Task prompt →
Wherever a line below holds the word "content", copy that line.

Record list →
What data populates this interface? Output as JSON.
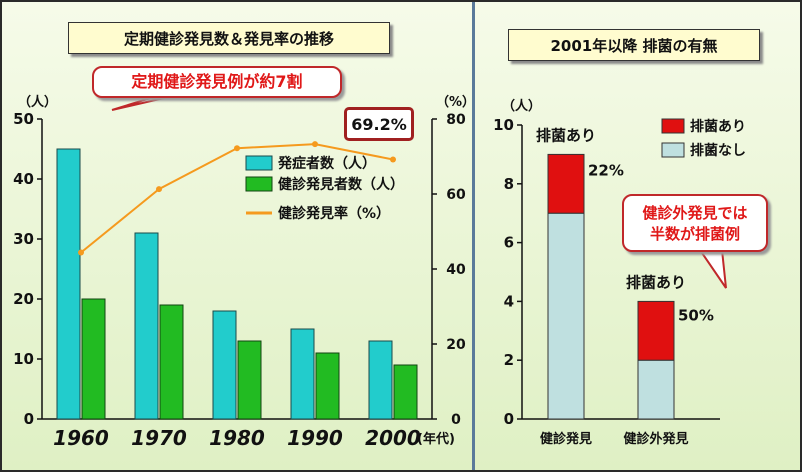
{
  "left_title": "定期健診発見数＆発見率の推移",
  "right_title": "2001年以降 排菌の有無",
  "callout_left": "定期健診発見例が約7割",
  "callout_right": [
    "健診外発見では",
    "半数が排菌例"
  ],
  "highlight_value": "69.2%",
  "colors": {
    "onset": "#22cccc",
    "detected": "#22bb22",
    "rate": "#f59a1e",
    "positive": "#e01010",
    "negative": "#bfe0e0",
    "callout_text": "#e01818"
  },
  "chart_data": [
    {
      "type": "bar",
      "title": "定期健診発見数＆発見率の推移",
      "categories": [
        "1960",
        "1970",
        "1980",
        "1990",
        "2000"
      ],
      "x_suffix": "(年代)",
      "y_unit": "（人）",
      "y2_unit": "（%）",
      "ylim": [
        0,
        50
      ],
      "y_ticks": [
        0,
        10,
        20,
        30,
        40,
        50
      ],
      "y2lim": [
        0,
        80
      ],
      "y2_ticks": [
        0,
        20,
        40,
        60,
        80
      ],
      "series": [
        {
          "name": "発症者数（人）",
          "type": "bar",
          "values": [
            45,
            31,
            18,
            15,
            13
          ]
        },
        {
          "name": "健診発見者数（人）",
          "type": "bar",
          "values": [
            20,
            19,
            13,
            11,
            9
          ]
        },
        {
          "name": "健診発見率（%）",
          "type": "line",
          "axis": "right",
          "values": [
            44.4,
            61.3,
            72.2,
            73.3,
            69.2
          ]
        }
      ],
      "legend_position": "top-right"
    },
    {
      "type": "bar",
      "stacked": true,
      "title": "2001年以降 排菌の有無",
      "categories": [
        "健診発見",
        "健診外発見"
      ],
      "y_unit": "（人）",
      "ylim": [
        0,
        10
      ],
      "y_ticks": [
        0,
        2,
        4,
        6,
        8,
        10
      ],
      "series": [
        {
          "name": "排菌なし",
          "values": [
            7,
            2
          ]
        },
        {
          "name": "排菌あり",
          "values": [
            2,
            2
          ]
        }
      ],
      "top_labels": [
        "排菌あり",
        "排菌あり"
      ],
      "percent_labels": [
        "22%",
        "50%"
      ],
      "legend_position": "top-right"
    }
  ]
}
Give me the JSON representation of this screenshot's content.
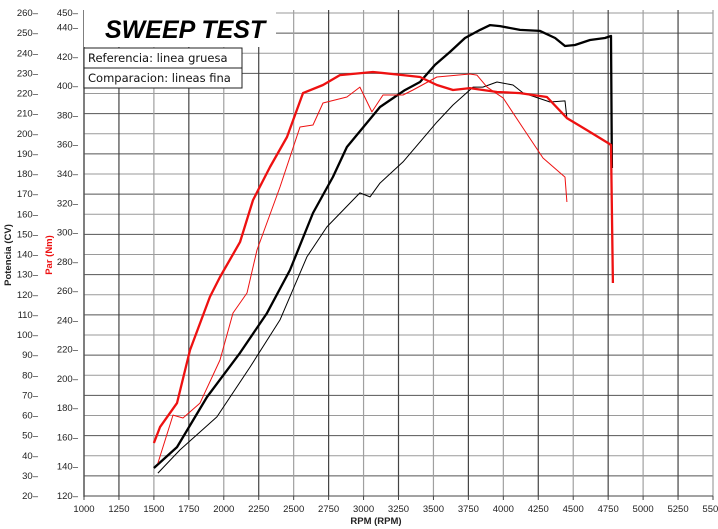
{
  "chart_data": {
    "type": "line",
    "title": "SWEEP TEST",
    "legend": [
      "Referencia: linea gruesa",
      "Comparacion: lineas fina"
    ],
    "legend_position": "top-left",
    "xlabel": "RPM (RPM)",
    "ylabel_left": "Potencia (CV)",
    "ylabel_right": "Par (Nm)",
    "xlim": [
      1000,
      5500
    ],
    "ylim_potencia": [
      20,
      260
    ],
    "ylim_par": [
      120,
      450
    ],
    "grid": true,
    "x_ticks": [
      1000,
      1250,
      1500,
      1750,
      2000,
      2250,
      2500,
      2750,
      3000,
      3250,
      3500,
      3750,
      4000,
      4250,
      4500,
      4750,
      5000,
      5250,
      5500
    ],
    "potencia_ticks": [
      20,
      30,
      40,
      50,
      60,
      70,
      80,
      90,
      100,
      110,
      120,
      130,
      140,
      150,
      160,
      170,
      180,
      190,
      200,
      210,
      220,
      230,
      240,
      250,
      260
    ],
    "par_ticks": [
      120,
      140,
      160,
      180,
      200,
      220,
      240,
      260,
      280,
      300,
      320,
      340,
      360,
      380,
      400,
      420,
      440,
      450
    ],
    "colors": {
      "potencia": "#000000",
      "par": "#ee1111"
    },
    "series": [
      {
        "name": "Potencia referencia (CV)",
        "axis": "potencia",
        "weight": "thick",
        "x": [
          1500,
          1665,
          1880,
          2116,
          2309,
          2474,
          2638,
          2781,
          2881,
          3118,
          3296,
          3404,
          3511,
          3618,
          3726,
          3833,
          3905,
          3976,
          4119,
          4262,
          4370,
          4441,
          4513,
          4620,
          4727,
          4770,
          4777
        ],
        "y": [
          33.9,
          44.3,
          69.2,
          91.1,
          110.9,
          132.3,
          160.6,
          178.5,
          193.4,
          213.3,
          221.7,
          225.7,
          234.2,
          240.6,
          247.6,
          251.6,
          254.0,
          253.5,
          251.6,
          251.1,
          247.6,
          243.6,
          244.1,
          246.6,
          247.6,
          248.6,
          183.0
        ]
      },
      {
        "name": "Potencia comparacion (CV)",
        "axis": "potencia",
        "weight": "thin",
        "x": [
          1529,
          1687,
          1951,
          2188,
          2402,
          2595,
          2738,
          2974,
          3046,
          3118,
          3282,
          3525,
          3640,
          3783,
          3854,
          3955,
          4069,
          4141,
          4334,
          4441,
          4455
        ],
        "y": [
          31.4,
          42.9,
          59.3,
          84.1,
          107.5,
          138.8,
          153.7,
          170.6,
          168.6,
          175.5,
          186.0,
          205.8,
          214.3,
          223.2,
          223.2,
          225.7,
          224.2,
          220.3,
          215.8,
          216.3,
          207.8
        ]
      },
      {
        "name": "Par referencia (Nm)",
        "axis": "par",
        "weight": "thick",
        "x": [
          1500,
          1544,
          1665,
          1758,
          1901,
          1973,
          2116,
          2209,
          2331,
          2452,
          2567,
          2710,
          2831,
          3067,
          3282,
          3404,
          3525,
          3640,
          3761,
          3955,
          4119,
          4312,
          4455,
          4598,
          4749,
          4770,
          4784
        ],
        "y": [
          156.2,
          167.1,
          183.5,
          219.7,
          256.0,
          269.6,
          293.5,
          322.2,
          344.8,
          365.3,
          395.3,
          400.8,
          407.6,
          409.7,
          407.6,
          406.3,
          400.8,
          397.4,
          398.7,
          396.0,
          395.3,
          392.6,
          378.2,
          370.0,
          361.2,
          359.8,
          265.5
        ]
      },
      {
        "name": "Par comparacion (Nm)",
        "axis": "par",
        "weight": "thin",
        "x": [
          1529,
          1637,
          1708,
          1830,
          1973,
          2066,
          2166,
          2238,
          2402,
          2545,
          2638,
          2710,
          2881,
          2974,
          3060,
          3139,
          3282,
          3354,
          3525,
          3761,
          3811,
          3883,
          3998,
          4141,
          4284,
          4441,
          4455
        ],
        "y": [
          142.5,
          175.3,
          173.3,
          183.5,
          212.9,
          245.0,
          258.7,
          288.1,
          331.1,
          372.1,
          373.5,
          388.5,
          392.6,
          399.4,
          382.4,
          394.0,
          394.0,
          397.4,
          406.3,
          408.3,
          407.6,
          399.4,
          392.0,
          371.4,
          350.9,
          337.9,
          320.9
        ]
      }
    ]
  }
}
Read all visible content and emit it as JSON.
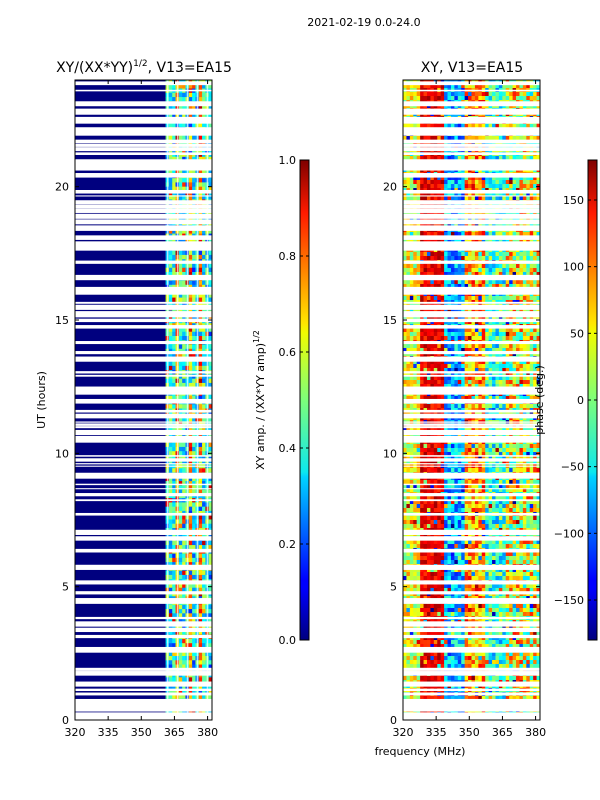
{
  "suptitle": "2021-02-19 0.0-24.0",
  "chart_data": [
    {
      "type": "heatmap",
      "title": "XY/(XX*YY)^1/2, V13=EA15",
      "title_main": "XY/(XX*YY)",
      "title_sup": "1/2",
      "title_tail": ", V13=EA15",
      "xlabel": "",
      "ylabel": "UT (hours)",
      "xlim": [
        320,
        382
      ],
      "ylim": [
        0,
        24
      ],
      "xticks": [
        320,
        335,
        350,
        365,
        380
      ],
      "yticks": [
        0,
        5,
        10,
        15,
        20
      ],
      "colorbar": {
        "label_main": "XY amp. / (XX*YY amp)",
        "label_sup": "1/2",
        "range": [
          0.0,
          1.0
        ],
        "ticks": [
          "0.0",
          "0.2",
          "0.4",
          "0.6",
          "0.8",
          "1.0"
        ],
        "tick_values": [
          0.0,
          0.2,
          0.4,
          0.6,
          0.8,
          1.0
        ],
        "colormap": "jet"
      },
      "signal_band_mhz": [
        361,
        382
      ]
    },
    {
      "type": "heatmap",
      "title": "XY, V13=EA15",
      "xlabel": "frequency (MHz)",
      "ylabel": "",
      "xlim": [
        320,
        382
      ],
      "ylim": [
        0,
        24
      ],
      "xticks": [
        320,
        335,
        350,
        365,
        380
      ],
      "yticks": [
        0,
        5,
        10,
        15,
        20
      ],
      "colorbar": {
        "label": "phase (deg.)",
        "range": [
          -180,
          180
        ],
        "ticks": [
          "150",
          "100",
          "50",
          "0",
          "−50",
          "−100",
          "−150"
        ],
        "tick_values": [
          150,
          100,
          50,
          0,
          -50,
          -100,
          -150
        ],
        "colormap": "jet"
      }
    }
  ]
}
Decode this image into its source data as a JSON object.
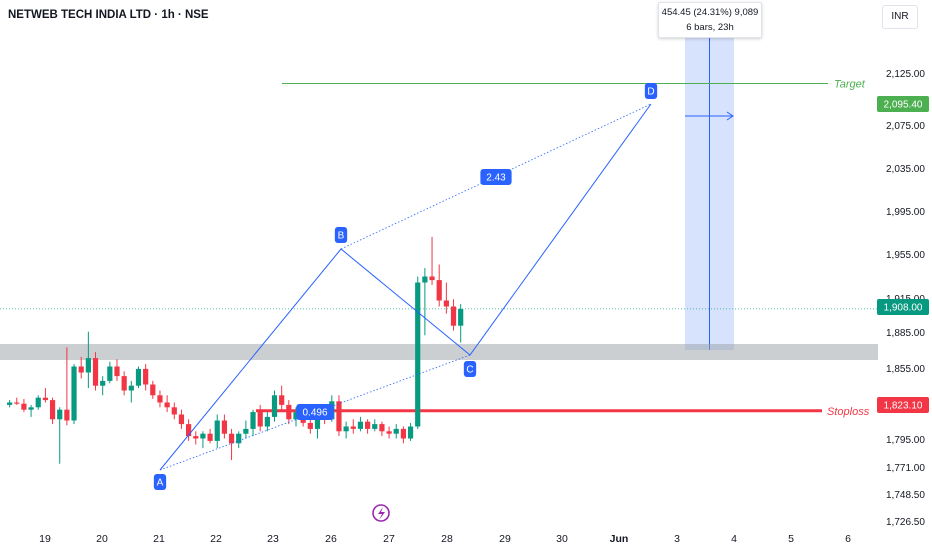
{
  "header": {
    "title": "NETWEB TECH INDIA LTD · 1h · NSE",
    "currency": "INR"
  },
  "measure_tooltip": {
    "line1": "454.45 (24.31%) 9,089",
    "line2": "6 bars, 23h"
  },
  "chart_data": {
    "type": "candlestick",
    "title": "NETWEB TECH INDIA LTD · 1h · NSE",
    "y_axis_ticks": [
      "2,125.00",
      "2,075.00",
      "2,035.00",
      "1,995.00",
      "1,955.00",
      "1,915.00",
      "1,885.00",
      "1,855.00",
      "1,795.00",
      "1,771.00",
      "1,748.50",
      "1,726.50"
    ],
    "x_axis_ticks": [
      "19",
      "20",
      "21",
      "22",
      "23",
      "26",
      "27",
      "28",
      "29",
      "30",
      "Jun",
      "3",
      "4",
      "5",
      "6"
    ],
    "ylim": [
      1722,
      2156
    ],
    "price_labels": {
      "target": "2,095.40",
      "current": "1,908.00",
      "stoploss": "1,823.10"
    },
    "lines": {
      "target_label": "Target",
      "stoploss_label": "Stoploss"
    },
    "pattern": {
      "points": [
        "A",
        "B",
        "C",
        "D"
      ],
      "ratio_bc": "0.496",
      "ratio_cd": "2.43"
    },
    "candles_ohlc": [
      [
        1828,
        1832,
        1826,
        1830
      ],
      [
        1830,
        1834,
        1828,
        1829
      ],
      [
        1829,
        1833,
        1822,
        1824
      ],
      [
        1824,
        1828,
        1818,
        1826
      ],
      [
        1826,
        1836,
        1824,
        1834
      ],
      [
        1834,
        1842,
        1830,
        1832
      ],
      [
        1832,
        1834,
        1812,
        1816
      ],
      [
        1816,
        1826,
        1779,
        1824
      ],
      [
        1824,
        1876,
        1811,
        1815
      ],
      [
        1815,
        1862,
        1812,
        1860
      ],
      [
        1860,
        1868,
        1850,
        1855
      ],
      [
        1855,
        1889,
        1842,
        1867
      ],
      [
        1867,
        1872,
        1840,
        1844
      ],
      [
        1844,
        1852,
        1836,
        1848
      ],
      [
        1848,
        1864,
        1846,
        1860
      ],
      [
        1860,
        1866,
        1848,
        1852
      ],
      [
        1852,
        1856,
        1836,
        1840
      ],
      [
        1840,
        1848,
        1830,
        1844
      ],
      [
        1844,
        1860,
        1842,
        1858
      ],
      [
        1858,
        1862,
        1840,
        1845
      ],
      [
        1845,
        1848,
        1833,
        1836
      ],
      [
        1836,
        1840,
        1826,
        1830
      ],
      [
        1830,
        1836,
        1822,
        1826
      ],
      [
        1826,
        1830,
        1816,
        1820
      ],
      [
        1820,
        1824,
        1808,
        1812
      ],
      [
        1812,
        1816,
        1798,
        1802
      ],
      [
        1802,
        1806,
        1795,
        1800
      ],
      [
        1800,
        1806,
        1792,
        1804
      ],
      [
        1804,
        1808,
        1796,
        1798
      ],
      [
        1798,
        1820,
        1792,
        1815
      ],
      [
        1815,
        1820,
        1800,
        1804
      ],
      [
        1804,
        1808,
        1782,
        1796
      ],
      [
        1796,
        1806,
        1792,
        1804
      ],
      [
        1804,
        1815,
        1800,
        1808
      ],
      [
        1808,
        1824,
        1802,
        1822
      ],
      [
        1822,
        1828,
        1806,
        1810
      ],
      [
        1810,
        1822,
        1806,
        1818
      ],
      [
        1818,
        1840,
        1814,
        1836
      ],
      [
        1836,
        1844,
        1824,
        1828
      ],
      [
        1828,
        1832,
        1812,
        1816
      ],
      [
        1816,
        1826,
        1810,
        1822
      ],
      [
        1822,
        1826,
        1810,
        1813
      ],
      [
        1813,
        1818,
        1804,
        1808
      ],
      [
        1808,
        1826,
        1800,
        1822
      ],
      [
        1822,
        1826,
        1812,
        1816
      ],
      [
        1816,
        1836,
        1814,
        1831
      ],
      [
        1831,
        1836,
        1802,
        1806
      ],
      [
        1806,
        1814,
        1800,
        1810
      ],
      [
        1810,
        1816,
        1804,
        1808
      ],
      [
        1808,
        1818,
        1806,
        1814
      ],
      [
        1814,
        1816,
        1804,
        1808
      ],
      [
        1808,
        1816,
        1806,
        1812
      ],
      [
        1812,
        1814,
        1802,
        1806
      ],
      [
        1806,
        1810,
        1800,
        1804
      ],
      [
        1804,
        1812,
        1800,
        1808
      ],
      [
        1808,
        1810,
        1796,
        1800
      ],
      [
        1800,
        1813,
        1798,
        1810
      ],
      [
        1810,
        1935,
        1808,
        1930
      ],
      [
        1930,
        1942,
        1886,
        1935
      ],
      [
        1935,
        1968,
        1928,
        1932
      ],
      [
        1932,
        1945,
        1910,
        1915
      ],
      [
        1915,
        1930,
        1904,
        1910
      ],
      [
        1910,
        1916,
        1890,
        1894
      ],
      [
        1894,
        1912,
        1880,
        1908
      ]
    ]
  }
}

Answer to this problem →
Give me the JSON representation of this screenshot's content.
Read all visible content and emit it as JSON.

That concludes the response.